**Exercise**: Every line of the material is to be repeated exactly as it stands.

— BEGIN Data for the task —

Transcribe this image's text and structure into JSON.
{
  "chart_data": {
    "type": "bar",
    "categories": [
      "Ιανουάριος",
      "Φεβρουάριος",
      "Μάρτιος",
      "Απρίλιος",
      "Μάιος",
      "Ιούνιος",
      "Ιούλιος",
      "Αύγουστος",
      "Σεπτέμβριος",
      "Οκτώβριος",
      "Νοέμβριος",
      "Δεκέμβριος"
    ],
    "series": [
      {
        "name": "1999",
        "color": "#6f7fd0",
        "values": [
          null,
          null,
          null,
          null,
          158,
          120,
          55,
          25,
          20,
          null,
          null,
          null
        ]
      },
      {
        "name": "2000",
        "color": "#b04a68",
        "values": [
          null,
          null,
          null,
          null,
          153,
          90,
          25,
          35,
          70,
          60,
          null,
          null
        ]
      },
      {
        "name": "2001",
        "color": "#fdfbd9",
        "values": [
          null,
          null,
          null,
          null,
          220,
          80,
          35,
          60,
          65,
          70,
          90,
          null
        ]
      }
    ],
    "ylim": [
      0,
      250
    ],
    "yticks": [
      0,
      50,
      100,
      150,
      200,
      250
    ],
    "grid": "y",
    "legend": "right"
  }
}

— END Data for the task —

**Exercise solution**:
Transcribe this image's text and structure into JSON.
{
  "chart_data": {
    "type": "bar",
    "categories": [
      "Ιανουάριος",
      "Φεβρουάριος",
      "Μάρτιος",
      "Απρίλιος",
      "Μάιος",
      "Ιούνιος",
      "Ιούλιος",
      "Αύγουστος",
      "Σεπτέμβριος",
      "Οκτώβριος",
      "Νοέμβριος",
      "Δεκέμβριος"
    ],
    "series": [
      {
        "name": "1999",
        "color": "#6f7fd0",
        "values": [
          null,
          null,
          null,
          null,
          158,
          120,
          55,
          25,
          20,
          null,
          null,
          null
        ]
      },
      {
        "name": "2000",
        "color": "#b04a68",
        "values": [
          null,
          null,
          null,
          null,
          153,
          90,
          25,
          35,
          70,
          60,
          null,
          null
        ]
      },
      {
        "name": "2001",
        "color": "#fdfbd9",
        "values": [
          null,
          null,
          null,
          null,
          220,
          80,
          35,
          60,
          65,
          70,
          90,
          null
        ]
      }
    ],
    "ylim": [
      0,
      250
    ],
    "yticks": [
      0,
      50,
      100,
      150,
      200,
      250
    ],
    "grid": "y",
    "legend": "right"
  }
}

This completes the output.